> **WHAT THE TASK REQUIRES**
Quote every entry word for word.

Figure record extracts
## Begin
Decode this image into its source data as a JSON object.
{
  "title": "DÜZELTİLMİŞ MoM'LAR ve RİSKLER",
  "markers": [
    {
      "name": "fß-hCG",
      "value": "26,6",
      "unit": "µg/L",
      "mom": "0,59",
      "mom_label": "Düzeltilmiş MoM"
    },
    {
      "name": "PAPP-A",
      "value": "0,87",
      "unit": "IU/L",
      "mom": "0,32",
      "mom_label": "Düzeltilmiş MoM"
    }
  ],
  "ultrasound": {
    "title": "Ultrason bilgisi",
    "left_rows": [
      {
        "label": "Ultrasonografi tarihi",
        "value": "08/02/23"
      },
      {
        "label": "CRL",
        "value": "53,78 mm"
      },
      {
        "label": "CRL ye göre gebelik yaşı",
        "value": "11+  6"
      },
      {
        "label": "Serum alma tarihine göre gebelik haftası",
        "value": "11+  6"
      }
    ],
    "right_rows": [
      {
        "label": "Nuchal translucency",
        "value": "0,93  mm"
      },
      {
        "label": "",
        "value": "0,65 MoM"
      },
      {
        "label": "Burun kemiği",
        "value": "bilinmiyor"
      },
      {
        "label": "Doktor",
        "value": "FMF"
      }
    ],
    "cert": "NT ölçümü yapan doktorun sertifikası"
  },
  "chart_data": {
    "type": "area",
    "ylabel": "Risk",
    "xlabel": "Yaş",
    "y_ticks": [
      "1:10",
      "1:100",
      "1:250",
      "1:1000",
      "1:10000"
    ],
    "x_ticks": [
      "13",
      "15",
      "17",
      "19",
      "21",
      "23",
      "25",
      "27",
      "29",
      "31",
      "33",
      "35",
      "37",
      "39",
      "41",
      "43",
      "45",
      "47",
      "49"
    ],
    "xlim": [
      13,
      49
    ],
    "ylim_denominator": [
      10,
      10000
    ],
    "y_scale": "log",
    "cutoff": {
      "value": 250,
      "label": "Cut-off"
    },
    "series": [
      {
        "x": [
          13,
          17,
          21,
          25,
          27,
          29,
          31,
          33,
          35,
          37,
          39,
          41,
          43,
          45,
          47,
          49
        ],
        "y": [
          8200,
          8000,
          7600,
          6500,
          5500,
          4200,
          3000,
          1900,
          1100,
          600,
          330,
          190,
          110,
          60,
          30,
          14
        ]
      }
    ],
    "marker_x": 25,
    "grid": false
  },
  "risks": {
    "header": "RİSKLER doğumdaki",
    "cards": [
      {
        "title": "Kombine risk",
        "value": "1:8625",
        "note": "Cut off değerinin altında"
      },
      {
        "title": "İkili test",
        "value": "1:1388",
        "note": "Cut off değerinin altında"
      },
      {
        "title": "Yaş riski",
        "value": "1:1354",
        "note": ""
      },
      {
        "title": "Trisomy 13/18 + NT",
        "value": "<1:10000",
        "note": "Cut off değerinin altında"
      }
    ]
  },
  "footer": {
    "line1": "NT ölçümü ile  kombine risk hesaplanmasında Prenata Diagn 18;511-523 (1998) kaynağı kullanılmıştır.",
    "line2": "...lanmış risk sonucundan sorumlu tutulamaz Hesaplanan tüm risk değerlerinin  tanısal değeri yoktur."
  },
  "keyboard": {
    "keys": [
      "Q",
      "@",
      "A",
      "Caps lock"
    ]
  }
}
## End
> **COMPLETE OUTPUT**
Decode this image into its source data as a JSON object.
{
  "title": "DÜZELTİLMİŞ MoM'LAR ve RİSKLER",
  "markers": [
    {
      "name": "fß-hCG",
      "value": "26,6",
      "unit": "µg/L",
      "mom": "0,59",
      "mom_label": "Düzeltilmiş MoM"
    },
    {
      "name": "PAPP-A",
      "value": "0,87",
      "unit": "IU/L",
      "mom": "0,32",
      "mom_label": "Düzeltilmiş MoM"
    }
  ],
  "ultrasound": {
    "title": "Ultrason bilgisi",
    "left_rows": [
      {
        "label": "Ultrasonografi tarihi",
        "value": "08/02/23"
      },
      {
        "label": "CRL",
        "value": "53,78 mm"
      },
      {
        "label": "CRL ye göre gebelik yaşı",
        "value": "11+  6"
      },
      {
        "label": "Serum alma tarihine göre gebelik haftası",
        "value": "11+  6"
      }
    ],
    "right_rows": [
      {
        "label": "Nuchal translucency",
        "value": "0,93  mm"
      },
      {
        "label": "",
        "value": "0,65 MoM"
      },
      {
        "label": "Burun kemiği",
        "value": "bilinmiyor"
      },
      {
        "label": "Doktor",
        "value": "FMF"
      }
    ],
    "cert": "NT ölçümü yapan doktorun sertifikası"
  },
  "chart_data": {
    "type": "area",
    "ylabel": "Risk",
    "xlabel": "Yaş",
    "y_ticks": [
      "1:10",
      "1:100",
      "1:250",
      "1:1000",
      "1:10000"
    ],
    "x_ticks": [
      "13",
      "15",
      "17",
      "19",
      "21",
      "23",
      "25",
      "27",
      "29",
      "31",
      "33",
      "35",
      "37",
      "39",
      "41",
      "43",
      "45",
      "47",
      "49"
    ],
    "xlim": [
      13,
      49
    ],
    "ylim_denominator": [
      10,
      10000
    ],
    "y_scale": "log",
    "cutoff": {
      "value": 250,
      "label": "Cut-off"
    },
    "series": [
      {
        "x": [
          13,
          17,
          21,
          25,
          27,
          29,
          31,
          33,
          35,
          37,
          39,
          41,
          43,
          45,
          47,
          49
        ],
        "y": [
          8200,
          8000,
          7600,
          6500,
          5500,
          4200,
          3000,
          1900,
          1100,
          600,
          330,
          190,
          110,
          60,
          30,
          14
        ]
      }
    ],
    "marker_x": 25,
    "grid": false
  },
  "risks": {
    "header": "RİSKLER doğumdaki",
    "cards": [
      {
        "title": "Kombine risk",
        "value": "1:8625",
        "note": "Cut off değerinin altında"
      },
      {
        "title": "İkili test",
        "value": "1:1388",
        "note": "Cut off değerinin altında"
      },
      {
        "title": "Yaş riski",
        "value": "1:1354",
        "note": ""
      },
      {
        "title": "Trisomy 13/18 + NT",
        "value": "<1:10000",
        "note": "Cut off değerinin altında"
      }
    ]
  },
  "footer": {
    "line1": "NT ölçümü ile  kombine risk hesaplanmasında Prenata Diagn 18;511-523 (1998) kaynağı kullanılmıştır.",
    "line2": "...lanmış risk sonucundan sorumlu tutulamaz Hesaplanan tüm risk değerlerinin  tanısal değeri yoktur."
  },
  "keyboard": {
    "keys": [
      "Q",
      "@",
      "A",
      "Caps lock"
    ]
  }
}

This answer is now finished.